STATED PROBLEM ▸
Report back each line of the records that contains the string "xlabel".

Figure dataset records:
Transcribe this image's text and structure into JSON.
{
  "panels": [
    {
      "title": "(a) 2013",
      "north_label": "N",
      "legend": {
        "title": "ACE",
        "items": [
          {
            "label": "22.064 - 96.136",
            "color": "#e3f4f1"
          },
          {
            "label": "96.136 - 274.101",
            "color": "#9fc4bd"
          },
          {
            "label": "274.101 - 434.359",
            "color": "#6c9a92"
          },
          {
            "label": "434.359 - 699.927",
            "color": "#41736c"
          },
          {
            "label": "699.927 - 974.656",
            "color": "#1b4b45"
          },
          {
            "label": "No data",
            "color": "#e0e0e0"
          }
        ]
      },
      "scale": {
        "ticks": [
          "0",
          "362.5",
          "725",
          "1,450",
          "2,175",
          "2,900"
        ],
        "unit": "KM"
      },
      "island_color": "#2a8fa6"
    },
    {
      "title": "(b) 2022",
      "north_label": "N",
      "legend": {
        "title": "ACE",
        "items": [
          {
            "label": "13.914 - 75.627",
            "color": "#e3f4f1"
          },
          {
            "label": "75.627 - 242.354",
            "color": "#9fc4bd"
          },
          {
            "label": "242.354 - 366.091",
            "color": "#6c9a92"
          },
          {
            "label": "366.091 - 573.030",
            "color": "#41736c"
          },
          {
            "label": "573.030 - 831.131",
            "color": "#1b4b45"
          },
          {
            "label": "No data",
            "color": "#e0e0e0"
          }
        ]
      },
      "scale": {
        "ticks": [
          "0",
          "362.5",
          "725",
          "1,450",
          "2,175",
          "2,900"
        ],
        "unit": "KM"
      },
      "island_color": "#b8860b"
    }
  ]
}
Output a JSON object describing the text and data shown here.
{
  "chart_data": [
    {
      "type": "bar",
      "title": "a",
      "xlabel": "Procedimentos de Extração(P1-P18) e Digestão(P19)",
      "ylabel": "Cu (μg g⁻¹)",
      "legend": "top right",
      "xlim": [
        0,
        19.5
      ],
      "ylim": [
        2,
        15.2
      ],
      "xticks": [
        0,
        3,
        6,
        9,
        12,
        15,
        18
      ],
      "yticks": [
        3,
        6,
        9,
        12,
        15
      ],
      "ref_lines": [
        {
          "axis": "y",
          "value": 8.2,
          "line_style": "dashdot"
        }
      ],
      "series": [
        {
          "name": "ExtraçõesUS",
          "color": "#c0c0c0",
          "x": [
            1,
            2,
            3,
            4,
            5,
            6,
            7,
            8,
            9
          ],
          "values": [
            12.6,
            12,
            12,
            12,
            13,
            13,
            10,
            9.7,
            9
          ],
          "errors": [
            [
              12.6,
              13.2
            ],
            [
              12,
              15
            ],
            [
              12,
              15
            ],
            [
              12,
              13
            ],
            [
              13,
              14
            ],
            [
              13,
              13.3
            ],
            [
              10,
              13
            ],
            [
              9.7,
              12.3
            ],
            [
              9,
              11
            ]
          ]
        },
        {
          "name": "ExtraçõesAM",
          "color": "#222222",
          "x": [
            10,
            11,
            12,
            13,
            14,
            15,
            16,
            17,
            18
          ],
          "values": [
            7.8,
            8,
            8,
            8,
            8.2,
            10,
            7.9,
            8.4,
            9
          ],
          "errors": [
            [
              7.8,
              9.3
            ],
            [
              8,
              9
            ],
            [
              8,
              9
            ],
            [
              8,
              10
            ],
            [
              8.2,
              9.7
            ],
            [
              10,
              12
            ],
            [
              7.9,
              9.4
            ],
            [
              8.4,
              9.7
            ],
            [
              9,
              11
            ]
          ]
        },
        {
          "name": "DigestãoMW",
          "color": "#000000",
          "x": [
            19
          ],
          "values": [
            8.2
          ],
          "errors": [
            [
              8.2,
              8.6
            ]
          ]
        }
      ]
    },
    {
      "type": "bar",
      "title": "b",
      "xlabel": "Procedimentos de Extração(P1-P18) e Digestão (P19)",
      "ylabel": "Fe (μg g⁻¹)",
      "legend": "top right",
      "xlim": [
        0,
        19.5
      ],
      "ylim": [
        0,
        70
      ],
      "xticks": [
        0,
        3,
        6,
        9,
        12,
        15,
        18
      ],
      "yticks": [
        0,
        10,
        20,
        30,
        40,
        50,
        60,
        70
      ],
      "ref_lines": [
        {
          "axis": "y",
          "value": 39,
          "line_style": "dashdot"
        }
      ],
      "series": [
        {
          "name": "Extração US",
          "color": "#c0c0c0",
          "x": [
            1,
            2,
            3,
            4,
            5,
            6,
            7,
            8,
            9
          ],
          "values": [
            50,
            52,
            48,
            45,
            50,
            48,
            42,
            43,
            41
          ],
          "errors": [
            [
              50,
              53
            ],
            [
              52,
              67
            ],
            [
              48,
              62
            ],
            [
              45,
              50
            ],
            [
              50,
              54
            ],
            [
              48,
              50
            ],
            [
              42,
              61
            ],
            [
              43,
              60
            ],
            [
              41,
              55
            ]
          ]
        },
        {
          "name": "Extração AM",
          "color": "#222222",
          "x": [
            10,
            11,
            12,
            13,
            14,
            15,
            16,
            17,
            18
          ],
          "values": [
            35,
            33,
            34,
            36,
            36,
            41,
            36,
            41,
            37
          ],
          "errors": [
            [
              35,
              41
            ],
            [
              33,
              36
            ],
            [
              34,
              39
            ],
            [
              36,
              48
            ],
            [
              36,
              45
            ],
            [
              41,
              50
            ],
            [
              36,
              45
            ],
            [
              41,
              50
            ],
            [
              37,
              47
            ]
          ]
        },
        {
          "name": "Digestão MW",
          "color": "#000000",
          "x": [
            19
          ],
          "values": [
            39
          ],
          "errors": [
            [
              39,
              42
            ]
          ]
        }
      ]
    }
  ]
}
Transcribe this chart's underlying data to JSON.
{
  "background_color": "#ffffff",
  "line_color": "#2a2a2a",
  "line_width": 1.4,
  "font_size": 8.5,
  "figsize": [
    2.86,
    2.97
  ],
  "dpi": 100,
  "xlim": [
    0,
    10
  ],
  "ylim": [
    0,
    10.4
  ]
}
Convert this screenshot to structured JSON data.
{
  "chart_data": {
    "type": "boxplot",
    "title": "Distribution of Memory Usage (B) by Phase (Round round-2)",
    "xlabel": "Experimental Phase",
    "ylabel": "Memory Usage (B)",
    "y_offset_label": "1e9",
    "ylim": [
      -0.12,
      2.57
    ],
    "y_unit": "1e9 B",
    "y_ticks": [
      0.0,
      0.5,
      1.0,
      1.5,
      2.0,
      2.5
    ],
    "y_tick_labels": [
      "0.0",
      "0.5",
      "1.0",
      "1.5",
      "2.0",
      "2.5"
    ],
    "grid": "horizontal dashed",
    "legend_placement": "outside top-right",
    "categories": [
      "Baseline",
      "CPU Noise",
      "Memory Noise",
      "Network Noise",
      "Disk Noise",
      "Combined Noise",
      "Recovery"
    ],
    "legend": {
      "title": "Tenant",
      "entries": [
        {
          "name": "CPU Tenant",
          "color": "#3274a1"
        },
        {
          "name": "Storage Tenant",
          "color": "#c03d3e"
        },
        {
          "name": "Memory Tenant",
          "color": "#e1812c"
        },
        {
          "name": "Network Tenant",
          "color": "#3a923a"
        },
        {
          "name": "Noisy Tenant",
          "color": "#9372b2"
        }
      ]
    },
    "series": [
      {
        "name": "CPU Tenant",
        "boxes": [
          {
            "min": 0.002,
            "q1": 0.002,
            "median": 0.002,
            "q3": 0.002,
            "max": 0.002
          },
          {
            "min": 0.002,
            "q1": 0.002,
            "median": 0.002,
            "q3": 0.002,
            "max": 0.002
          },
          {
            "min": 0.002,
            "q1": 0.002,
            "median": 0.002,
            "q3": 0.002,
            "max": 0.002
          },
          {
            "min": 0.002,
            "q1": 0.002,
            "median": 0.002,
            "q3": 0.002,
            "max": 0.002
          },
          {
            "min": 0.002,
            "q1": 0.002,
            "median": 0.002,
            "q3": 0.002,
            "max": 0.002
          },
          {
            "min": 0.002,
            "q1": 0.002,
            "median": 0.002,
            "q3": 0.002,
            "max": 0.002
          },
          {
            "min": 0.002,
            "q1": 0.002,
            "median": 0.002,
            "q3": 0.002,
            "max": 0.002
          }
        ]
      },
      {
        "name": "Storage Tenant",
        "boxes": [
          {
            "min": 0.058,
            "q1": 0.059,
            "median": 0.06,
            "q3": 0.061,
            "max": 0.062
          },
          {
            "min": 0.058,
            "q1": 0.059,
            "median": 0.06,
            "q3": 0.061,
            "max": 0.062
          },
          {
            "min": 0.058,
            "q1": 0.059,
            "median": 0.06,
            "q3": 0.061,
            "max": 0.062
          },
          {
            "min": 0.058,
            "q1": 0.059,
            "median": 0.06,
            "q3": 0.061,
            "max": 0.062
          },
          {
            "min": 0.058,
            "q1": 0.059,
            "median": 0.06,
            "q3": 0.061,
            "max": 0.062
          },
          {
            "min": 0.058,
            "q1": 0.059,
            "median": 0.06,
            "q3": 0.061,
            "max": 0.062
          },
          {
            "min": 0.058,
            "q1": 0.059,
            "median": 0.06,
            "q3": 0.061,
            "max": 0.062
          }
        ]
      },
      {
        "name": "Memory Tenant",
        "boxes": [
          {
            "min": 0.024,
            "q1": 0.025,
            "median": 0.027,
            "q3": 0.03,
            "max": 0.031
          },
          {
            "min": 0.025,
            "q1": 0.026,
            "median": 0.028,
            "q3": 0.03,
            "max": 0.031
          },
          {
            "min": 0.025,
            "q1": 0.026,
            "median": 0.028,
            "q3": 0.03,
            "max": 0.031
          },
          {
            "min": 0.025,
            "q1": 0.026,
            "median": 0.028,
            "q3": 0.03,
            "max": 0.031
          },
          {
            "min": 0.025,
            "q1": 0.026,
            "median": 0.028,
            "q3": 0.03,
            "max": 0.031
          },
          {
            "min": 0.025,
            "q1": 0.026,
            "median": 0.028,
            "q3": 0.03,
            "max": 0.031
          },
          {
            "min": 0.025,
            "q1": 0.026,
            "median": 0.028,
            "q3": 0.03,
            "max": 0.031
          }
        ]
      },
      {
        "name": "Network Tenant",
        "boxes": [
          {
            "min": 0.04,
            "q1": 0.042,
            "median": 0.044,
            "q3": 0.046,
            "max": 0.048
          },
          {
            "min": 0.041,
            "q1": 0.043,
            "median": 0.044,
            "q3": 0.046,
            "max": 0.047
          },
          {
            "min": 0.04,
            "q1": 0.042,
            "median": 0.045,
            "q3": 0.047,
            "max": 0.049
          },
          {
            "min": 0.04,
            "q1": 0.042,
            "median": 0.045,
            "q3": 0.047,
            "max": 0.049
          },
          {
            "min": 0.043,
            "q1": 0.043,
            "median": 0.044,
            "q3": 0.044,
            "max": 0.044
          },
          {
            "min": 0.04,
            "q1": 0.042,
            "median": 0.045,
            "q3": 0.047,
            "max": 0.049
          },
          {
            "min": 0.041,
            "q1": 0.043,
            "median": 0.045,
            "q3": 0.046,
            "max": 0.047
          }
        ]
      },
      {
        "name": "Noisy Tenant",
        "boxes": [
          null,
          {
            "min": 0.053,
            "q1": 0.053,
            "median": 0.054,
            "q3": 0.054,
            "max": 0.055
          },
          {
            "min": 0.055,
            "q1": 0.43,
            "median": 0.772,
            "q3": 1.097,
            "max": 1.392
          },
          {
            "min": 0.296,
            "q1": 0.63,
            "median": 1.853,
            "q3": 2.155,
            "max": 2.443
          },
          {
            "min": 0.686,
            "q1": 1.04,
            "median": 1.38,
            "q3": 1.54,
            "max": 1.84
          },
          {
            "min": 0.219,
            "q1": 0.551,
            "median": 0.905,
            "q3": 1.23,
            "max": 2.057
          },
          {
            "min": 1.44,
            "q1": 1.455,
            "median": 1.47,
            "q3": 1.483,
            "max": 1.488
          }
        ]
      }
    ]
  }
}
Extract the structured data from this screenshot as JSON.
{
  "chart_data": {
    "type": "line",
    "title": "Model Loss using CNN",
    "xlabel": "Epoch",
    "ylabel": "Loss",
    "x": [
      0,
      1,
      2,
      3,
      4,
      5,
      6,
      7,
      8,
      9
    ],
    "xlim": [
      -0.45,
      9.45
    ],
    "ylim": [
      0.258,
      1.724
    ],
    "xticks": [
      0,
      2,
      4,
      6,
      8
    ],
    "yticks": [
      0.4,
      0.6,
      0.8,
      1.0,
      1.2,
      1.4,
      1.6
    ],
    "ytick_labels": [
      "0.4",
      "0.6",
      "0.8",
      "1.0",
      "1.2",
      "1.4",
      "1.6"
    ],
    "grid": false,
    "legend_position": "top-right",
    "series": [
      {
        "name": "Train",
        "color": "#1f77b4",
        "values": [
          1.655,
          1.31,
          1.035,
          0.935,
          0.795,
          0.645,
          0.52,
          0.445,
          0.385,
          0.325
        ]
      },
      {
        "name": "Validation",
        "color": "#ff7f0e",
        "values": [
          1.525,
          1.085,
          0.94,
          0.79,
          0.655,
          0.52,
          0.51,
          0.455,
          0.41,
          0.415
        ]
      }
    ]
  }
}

RESPONSE TO THIS TASK ▸
      "xlabel": "Procedimentos de Extração(P1-P18) e Digestão(P19)",
      "xlabel": "Procedimentos de Extração(P1-P18) e Digestão (P19)",
    "xlabel": "Experimental Phase",
    "xlabel": "Epoch",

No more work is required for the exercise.